Data records
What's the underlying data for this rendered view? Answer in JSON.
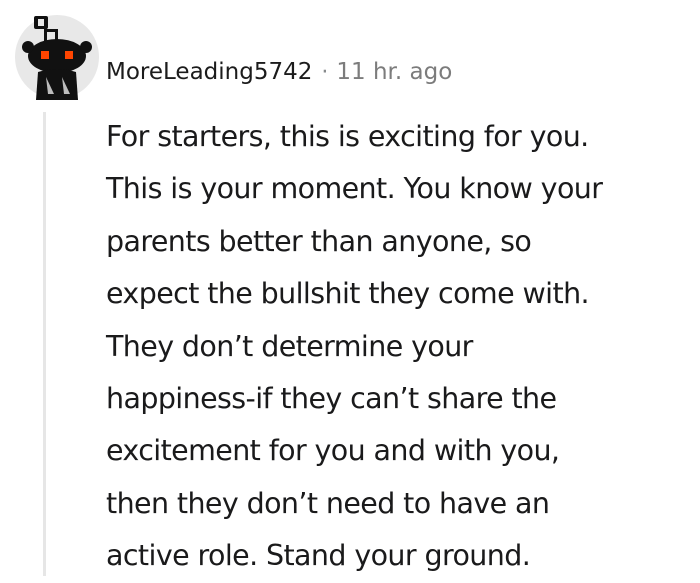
{
  "comment": {
    "username": "MoreLeading5742",
    "separator": "·",
    "timestamp": "11 hr. ago",
    "avatar_icon": "snoo-robot-avatar-icon",
    "body_lines": [
      "For starters, this is exciting for you.",
      "This is your moment. You know your",
      "parents better than anyone, so",
      "expect the bullshit they come with.",
      "They don’t determine your",
      "happiness-if they can’t share the",
      "excitement for you and with you,",
      "then they don’t need to have an",
      "active role. Stand your ground."
    ]
  },
  "colors": {
    "text": "#1a1a1b",
    "meta": "#7c7c7c",
    "thread_line": "#e6e6e6",
    "avatar_bg": "#e8e8e8",
    "avatar_eye": "#ff4500"
  }
}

**Given problem:** Repeat verbatim all the material, but not the pictures.

**Result:**
What's the underlying data for this rendered view? Answer in JSON.
{
  "comment": {
    "username": "MoreLeading5742",
    "separator": "·",
    "timestamp": "11 hr. ago",
    "avatar_icon": "snoo-robot-avatar-icon",
    "body_lines": [
      "For starters, this is exciting for you.",
      "This is your moment. You know your",
      "parents better than anyone, so",
      "expect the bullshit they come with.",
      "They don’t determine your",
      "happiness-if they can’t share the",
      "excitement for you and with you,",
      "then they don’t need to have an",
      "active role. Stand your ground."
    ]
  },
  "colors": {
    "text": "#1a1a1b",
    "meta": "#7c7c7c",
    "thread_line": "#e6e6e6",
    "avatar_bg": "#e8e8e8",
    "avatar_eye": "#ff4500"
  }
}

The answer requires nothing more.